[start of Supplied data]
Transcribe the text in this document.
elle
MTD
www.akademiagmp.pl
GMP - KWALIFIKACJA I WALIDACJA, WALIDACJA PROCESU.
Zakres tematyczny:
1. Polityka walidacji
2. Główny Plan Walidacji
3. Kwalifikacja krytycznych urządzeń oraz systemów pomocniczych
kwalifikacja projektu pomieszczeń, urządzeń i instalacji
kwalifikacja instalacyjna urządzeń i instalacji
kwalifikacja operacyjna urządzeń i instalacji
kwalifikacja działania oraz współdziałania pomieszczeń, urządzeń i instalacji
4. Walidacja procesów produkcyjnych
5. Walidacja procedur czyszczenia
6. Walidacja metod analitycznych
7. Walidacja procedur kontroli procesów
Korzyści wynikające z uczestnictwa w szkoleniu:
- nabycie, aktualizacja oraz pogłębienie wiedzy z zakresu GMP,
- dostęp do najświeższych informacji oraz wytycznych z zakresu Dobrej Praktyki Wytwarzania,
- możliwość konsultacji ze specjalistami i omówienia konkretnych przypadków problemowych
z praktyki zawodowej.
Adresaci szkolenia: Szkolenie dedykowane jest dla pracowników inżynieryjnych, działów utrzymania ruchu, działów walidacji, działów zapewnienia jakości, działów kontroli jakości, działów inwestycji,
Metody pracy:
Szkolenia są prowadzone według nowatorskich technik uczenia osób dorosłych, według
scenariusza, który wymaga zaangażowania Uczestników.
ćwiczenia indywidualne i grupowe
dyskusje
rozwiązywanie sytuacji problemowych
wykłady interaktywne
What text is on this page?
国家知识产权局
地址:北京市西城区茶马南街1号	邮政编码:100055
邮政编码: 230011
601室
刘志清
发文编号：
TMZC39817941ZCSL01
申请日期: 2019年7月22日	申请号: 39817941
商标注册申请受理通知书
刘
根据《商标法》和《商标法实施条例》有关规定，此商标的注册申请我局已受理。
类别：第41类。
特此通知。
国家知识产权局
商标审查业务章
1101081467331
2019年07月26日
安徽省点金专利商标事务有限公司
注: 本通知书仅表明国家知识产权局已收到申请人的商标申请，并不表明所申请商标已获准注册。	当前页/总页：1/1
[end of Supplied data]
#### [Problem description]
From the entries above, copy every line that holds the word "urządzeń".

#### [Result for this exercise]
3. Kwalifikacja krytycznych urządzeń oraz systemów pomocniczych
kwalifikacja projektu pomieszczeń, urządzeń i instalacji
kwalifikacja instalacyjna urządzeń i instalacji
kwalifikacja operacyjna urządzeń i instalacji
kwalifikacja działania oraz współdziałania pomieszczeń, urządzeń i instalacji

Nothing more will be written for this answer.